Pull out every line with the word "grouppage" from the entries below.

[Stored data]

- - - -

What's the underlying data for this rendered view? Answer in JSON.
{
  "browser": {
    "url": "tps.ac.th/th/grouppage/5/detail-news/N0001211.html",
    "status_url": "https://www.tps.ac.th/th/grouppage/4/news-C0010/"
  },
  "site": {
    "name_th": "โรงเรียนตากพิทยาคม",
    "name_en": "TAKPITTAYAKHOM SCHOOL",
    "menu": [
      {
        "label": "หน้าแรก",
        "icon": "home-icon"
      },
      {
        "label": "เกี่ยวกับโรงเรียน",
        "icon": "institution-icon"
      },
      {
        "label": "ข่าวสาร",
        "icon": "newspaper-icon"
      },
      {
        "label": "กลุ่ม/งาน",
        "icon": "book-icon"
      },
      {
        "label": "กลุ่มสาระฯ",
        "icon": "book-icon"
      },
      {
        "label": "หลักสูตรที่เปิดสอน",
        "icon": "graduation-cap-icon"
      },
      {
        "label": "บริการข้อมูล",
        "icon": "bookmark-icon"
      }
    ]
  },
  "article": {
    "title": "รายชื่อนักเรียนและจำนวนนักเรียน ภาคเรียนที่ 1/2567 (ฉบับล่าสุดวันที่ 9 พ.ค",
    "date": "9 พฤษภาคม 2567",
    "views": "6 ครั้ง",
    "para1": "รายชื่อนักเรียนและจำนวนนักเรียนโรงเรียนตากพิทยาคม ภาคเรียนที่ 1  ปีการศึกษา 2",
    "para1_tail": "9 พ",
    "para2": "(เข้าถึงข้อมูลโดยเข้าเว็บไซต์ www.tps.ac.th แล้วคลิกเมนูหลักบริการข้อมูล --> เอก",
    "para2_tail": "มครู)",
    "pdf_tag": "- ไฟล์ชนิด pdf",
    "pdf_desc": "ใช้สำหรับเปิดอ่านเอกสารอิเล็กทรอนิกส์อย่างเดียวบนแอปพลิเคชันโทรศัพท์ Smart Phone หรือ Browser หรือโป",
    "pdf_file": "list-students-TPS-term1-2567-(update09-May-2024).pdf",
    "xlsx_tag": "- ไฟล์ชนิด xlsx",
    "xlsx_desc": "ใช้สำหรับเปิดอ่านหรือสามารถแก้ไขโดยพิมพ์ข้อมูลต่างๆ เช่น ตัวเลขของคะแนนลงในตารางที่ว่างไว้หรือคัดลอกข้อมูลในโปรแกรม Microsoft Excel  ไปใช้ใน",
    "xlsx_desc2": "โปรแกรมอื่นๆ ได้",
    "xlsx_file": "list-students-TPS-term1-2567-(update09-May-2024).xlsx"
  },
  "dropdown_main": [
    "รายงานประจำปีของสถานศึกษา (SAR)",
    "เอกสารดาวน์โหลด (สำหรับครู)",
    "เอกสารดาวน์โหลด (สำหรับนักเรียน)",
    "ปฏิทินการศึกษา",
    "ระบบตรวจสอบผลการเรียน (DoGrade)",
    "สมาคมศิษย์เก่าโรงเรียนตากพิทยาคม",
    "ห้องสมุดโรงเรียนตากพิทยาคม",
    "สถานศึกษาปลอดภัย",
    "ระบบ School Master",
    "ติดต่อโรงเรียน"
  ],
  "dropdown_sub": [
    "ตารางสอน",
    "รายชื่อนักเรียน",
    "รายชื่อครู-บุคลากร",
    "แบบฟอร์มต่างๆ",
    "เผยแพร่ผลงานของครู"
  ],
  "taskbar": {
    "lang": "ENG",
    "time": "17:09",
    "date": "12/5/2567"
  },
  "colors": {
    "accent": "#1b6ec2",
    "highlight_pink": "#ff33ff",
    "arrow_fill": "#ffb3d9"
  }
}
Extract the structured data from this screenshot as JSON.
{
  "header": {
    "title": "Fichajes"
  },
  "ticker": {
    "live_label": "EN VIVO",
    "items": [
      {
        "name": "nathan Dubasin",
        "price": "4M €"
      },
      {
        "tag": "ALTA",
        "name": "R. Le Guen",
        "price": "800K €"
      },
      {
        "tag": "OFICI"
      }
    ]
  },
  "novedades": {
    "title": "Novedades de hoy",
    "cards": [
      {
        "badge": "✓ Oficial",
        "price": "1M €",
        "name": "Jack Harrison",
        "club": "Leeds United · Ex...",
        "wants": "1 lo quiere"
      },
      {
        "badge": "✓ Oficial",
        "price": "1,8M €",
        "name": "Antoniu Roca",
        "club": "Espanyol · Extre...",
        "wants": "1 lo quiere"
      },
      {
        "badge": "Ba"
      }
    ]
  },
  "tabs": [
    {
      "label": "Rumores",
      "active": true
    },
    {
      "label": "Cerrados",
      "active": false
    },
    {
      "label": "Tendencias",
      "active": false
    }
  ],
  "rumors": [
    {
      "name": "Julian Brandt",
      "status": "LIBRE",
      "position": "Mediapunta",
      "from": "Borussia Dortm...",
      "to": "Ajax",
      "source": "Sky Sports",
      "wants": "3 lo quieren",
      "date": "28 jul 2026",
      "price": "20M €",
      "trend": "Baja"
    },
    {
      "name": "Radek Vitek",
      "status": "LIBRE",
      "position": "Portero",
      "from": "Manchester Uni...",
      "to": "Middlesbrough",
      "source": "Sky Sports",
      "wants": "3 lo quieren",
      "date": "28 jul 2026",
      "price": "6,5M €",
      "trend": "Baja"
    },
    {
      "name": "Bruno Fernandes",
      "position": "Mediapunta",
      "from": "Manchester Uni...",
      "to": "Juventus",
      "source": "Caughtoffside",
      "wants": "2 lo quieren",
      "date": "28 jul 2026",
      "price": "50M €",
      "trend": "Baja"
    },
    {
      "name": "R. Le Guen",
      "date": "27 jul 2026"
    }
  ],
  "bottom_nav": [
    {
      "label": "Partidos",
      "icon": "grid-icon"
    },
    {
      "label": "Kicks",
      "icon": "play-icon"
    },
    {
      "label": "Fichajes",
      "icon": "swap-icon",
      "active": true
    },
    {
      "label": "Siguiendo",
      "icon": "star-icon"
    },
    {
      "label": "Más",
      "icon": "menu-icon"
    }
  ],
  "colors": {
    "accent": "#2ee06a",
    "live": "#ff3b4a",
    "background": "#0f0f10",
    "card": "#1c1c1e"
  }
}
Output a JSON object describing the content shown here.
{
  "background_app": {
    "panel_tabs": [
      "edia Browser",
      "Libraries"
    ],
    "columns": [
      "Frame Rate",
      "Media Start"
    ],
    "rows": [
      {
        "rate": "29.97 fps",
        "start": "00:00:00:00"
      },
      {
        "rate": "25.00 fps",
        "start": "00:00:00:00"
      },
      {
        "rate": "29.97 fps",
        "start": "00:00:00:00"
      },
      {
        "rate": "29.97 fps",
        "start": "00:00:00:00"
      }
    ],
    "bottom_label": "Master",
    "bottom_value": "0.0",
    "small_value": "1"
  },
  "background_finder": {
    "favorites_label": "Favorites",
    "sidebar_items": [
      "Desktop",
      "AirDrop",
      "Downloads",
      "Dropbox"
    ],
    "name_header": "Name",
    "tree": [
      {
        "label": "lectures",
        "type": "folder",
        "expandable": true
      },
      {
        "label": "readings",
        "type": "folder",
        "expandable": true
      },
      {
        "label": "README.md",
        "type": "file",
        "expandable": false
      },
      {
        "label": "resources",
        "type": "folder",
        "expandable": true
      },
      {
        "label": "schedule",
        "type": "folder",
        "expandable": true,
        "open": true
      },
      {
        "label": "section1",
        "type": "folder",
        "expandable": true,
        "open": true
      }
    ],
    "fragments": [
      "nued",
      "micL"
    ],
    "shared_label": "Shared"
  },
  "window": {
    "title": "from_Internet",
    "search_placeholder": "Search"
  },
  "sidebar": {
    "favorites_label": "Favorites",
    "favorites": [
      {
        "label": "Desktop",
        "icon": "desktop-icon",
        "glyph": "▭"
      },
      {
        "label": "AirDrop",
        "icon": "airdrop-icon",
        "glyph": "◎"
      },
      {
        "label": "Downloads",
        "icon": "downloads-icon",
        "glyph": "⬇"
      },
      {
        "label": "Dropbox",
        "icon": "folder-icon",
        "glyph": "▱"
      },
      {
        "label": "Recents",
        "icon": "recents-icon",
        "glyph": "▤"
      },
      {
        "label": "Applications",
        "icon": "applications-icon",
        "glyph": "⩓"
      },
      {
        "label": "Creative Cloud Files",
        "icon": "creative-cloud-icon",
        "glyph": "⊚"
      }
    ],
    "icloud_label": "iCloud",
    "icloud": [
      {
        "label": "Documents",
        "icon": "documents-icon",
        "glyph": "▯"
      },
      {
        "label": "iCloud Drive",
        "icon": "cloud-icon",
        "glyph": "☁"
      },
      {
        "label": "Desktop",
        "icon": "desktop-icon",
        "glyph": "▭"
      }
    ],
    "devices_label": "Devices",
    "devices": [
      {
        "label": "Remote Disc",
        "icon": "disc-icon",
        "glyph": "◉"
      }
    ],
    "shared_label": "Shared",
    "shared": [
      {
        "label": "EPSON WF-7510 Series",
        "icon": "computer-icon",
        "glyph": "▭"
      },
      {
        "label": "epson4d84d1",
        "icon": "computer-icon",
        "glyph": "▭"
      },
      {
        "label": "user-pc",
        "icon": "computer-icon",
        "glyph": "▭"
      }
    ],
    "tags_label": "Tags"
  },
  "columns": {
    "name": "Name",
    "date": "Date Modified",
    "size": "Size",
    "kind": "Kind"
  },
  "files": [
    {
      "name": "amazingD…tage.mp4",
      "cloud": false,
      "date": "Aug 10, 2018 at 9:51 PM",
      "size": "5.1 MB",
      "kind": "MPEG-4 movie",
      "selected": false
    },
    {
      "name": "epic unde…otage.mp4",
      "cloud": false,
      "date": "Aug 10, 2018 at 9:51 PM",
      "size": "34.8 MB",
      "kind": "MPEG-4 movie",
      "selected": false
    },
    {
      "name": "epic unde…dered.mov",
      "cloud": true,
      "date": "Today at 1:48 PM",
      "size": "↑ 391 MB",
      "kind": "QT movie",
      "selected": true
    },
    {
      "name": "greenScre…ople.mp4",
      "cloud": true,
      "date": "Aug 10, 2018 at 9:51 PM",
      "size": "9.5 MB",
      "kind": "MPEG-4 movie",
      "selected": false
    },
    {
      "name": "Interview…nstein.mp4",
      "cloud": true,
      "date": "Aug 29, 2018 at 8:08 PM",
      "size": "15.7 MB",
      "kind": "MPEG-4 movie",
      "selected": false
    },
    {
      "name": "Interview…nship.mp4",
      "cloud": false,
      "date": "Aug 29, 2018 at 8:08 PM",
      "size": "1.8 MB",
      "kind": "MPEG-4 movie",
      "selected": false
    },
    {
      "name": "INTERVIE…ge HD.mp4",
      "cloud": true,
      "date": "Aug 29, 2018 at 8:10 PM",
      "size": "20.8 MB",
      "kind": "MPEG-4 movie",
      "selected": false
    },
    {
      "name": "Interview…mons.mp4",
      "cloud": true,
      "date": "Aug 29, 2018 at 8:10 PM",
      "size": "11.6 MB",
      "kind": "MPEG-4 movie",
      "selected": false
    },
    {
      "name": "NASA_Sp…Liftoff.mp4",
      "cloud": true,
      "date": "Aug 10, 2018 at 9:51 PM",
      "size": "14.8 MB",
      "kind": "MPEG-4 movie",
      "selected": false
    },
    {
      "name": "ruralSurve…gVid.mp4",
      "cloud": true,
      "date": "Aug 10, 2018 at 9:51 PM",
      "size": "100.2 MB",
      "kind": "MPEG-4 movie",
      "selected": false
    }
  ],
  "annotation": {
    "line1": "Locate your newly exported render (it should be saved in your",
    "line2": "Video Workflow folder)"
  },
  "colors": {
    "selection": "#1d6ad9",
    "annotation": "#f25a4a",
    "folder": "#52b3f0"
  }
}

- - - -

Correct result:
    "url": "tps.ac.th/th/grouppage/5/detail-news/N0001211.html",
    "status_url": "https://www.tps.ac.th/th/grouppage/4/news-C0010/"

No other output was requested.